→ Goal of the exercise: Reproduce the data exactly and drop any pictures it holds.

→ Input records:
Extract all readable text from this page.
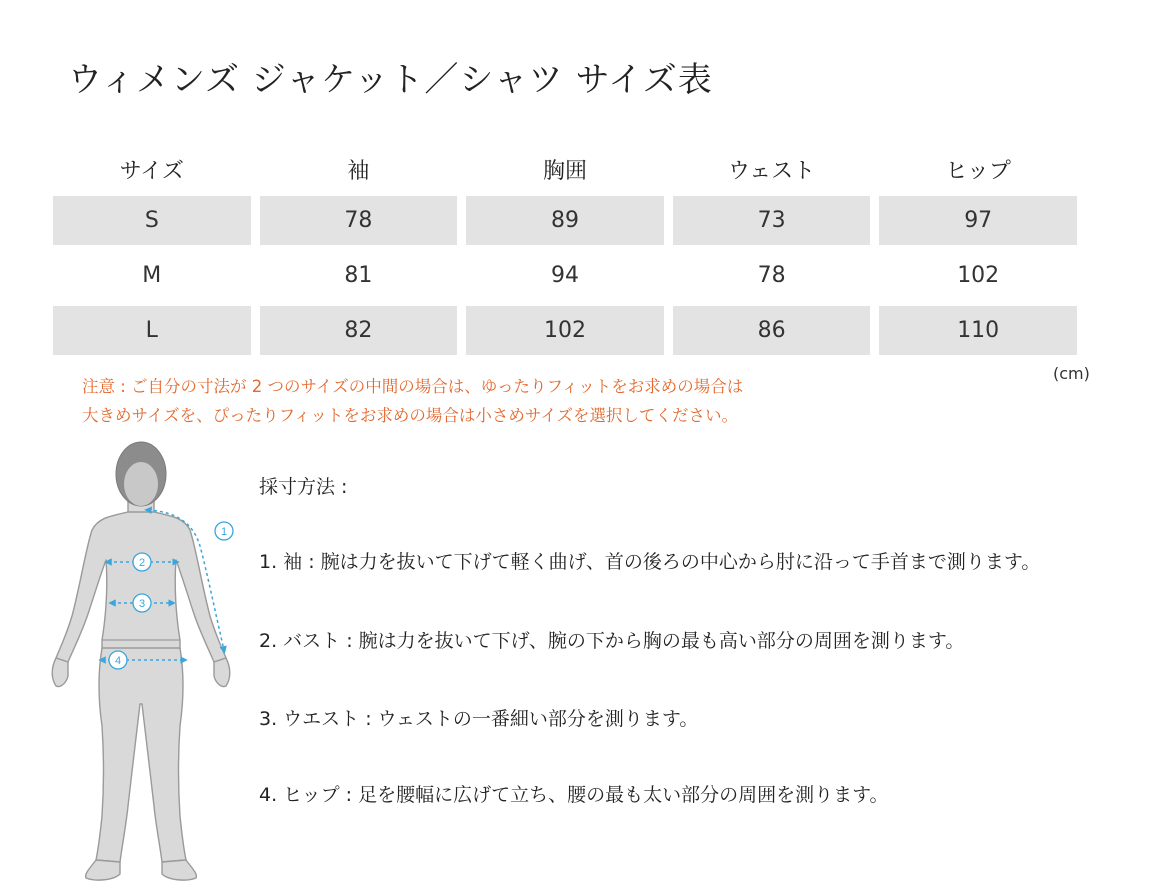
ウィメンズ ジャケット／シャツ サイズ表
サイズ	袖	胸囲	ウェスト	ヒップ
S	78	89	73	97
M	81	94	78	102
L	82	102	86	110
(cm)
注意 : ご自分の寸法が 2 つのサイズの中間の場合は、ゆったりフィットをお求めの場合は
大きめサイズを、ぴったりフィットをお求めの場合は小さめサイズを選択してください。
1
2
3
4
採寸方法 :
1. 袖 : 腕は力を抜いて下げて軽く曲げ、首の後ろの中心から肘に沿って手首まで測ります。
2. バスト : 腕は力を抜いて下げ、腕の下から胸の最も高い部分の周囲を測ります。
3. ウエスト : ウェストの一番細い部分を測ります。
4. ヒップ : 足を腰幅に広げて立ち、腰の最も太い部分の周囲を測ります。
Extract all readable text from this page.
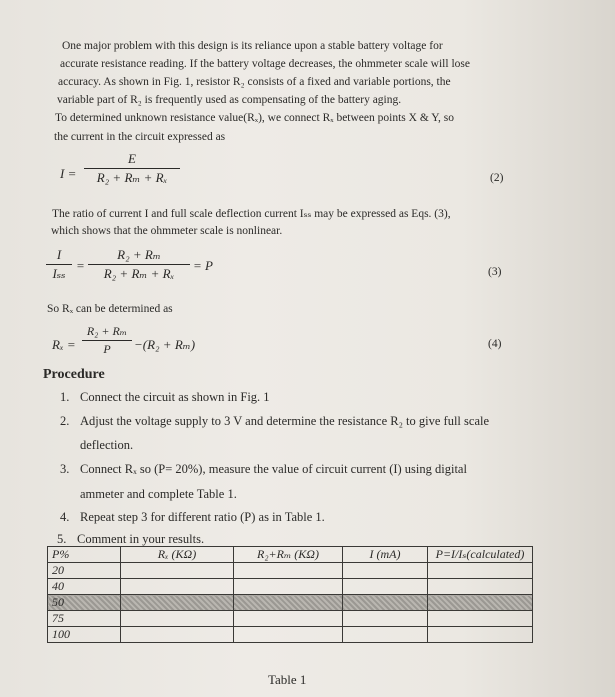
One major problem with this design is its reliance upon a stable battery voltage for
accurate resistance reading. If the battery voltage decreases, the ohmmeter scale will lose
accuracy. As shown in Fig. 1, resistor R₂ consists of a fixed and variable portions, the
variable part of R₂ is frequently used as compensating of the battery aging.
To determined unknown resistance value(Rₓ), we connect Rₓ between points X & Y, so
the current in the circuit expressed as
$I = \frac{E}{\text{R₂ + Rₘ + Rₓ}}$	(2)
The ratio of current I and full scale deflection current Iₛₛ may be expressed as Eqs. (3),
which shows that the ohmmeter scale is nonlinear.
I
Iₛₛ
= $\frac{\text{R₂ + Rₘ}}{\text{R₂ + Rₘ + Rₓ}} = P$	(3)
So Rₓ can be determined as
$R_x = \frac{\text{R₂ + Rₘ}}{P} -(R_2 + R_m)$	(4)
Procedure
1. Connect the circuit as shown in Fig. 1
2. Adjust the voltage supply to 3 V and determine the resistance R₂ to give full scale
deflection.
3. Connect Rₓ so (P= 20%), measure the value of circuit current (I) using digital
ammeter and complete Table 1.
4. Repeat step 3 for different ratio (P) as in Table 1.
5. Comment in your results.
P%	Rₓ (KΩ)	R₂+Rₘ (KΩ)	I (mA)	P=I/Iₛ(calculated)
20				
40				
50				
75				
100				
Table 1
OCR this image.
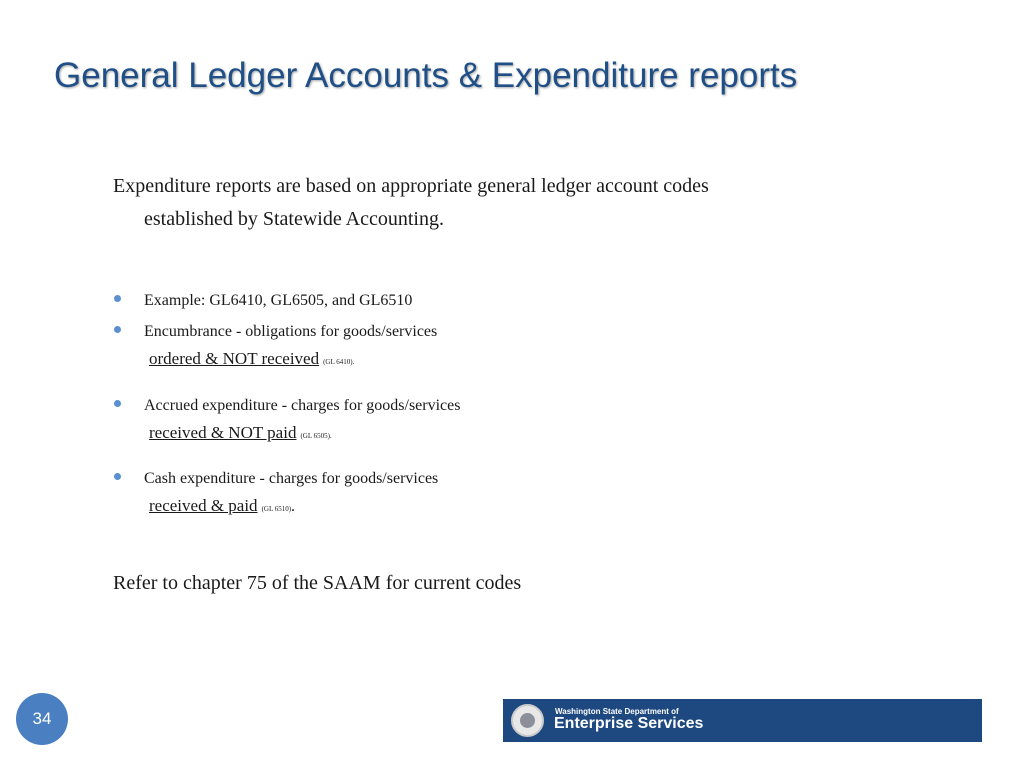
General Ledger Accounts & Expenditure reports
Expenditure reports are based on appropriate general ledger account codes
established by Statewide Accounting.
Example: GL6410, GL6505, and GL6510
Encumbrance - obligations for goods/services
ordered & NOT received (GL 6410).
Accrued expenditure - charges for goods/services
received & NOT paid (GL 6505).
Cash expenditure - charges for goods/services
received & paid (GL 6510).
Refer to chapter 75 of the SAAM for current codes
34	Washington State Department of
Enterprise Services
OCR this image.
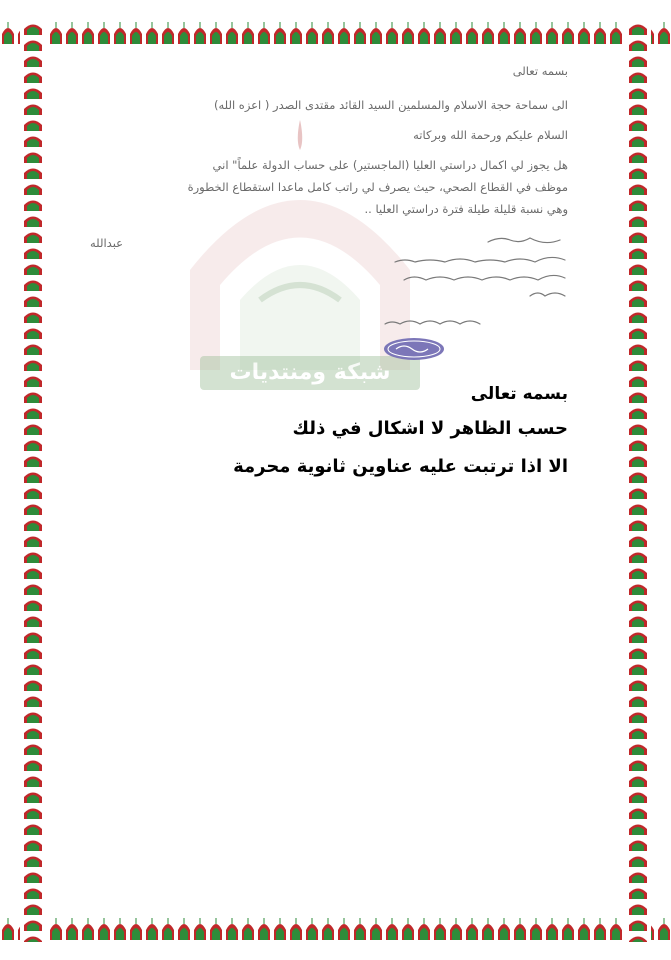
شبكة ومنتديات

بسمه تعالى

الى سماحة حجة الاسلام والمسلمين السيد القائد مقتدى الصدر ( اعزه الله)

السلام عليكم ورحمة الله وبركاته

هل يجوز لي اكمال دراستي العليا (الماجستير) على حساب الدولة علماً" اني

موظف في القطاع الصحي، حيث يصرف لي راتب كامل ماعدا استقطاع الخطورة

وهي نسبة قليلة طيلة فترة دراستي العليا ..

عبدالله

بسمه تعالى

حسب الظاهر لا اشكال في ذلك

الا اذا ترتبت عليه عناوين ثانوية محرمة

→ Problem solution:
Extract all readable text from this page.
ウィメンズ ジャケット／シャツ サイズ表
サイズ	袖	胸囲	ウェスト	ヒップ
S	78	89	73	97
M	81	94	78	102
L	82	102	86	110
(cm)
注意 : ご自分の寸法が 2 つのサイズの中間の場合は、ゆったりフィットをお求めの場合は
大きめサイズを、ぴったりフィットをお求めの場合は小さめサイズを選択してください。
1
2
3
4
採寸方法 :
1. 袖 : 腕は力を抜いて下げて軽く曲げ、首の後ろの中心から肘に沿って手首まで測ります。
2. バスト : 腕は力を抜いて下げ、腕の下から胸の最も高い部分の周囲を測ります。
3. ウエスト : ウェストの一番細い部分を測ります。
4. ヒップ : 足を腰幅に広げて立ち、腰の最も太い部分の周囲を測ります。
Extract all readable text from this page.
One major problem with this design is its reliance upon a stable battery voltage for
accurate resistance reading. If the battery voltage decreases, the ohmmeter scale will lose
accuracy. As shown in Fig. 1, resistor R₂ consists of a fixed and variable portions, the
variable part of R₂ is frequently used as compensating of the battery aging.
To determined unknown resistance value(Rₓ), we connect Rₓ between points X & Y, so
the current in the circuit expressed as
$I = \frac{E}{\text{R₂ + Rₘ + Rₓ}}$	(2)
The ratio of current I and full scale deflection current Iₛₛ may be expressed as Eqs. (3),
which shows that the ohmmeter scale is nonlinear.
I
Iₛₛ
= $\frac{\text{R₂ + Rₘ}}{\text{R₂ + Rₘ + Rₓ}} = P$	(3)
So Rₓ can be determined as
$R_x = \frac{\text{R₂ + Rₘ}}{P} -(R_2 + R_m)$	(4)
Procedure
1. Connect the circuit as shown in Fig. 1
2. Adjust the voltage supply to 3 V and determine the resistance R₂ to give full scale
deflection.
3. Connect Rₓ so (P= 20%), measure the value of circuit current (I) using digital
ammeter and complete Table 1.
4. Repeat step 3 for different ratio (P) as in Table 1.
5. Comment in your results.
P%	Rₓ (KΩ)	R₂+Rₘ (KΩ)	I (mA)	P=I/Iₛ(calculated)
20				
40				
50				
75				
100				
Table 1
OCR this image.
General Ledger Accounts & Expenditure reports
Expenditure reports are based on appropriate general ledger account codes
established by Statewide Accounting.
Example: GL6410, GL6505, and GL6510
Encumbrance - obligations for goods/services
ordered & NOT received (GL 6410).
Accrued expenditure - charges for goods/services
received & NOT paid (GL 6505).
Cash expenditure - charges for goods/services
received & paid (GL 6510).
Refer to chapter 75 of the SAAM for current codes
34	Washington State Department of
Enterprise Services
OCR this image.
شبكة ومنتديات

بسمه تعالى

الى سماحة حجة الاسلام والمسلمين السيد القائد مقتدى الصدر ( اعزه الله)

السلام عليكم ورحمة الله وبركاته

هل يجوز لي اكمال دراستي العليا (الماجستير) على حساب الدولة علماً" اني

موظف في القطاع الصحي، حيث يصرف لي راتب كامل ماعدا استقطاع الخطورة

وهي نسبة قليلة طيلة فترة دراستي العليا ..

عبدالله

بسمه تعالى

حسب الظاهر لا اشكال في ذلك

الا اذا ترتبت عليه عناوين ثانوية محرمة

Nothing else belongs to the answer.